• **Directive**
Repeat the full listing, word for word.

• **Data provided**
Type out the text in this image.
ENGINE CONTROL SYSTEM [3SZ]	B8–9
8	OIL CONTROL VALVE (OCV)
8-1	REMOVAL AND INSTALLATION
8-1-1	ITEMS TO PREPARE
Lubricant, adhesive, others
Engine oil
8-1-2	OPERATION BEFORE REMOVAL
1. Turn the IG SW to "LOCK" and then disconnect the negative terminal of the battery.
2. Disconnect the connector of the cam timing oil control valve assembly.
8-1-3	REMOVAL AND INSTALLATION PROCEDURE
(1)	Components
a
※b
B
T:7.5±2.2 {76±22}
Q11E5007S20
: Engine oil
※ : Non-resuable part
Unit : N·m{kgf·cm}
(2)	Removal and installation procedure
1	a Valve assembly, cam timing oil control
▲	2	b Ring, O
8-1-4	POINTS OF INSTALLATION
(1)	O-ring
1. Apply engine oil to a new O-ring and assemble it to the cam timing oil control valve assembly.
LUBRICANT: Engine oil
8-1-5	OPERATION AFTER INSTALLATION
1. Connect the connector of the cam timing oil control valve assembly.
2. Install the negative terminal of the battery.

• **The solution**
Type out the text in this image.
ENGINE CONTROL SYSTEM [3SZ]	B8–9
8	OIL CONTROL VALVE (OCV)
8-1	REMOVAL AND INSTALLATION
8-1-1	ITEMS TO PREPARE
Lubricant, adhesive, others
Engine oil
8-1-2	OPERATION BEFORE REMOVAL
1. Turn the IG SW to "LOCK" and then disconnect the negative terminal of the battery.
2. Disconnect the connector of the cam timing oil control valve assembly.
8-1-3	REMOVAL AND INSTALLATION PROCEDURE
(1)	Components
a
※b
B
T:7.5±2.2 {76±22}
Q11E5007S20
: Engine oil
※ : Non-resuable part
Unit : N·m{kgf·cm}
(2)	Removal and installation procedure
1	a Valve assembly, cam timing oil control
▲	2	b Ring, O
8-1-4	POINTS OF INSTALLATION
(1)	O-ring
1. Apply engine oil to a new O-ring and assemble it to the cam timing oil control valve assembly.
LUBRICANT: Engine oil
8-1-5	OPERATION AFTER INSTALLATION
1. Connect the connector of the cam timing oil control valve assembly.
2. Install the negative terminal of the battery.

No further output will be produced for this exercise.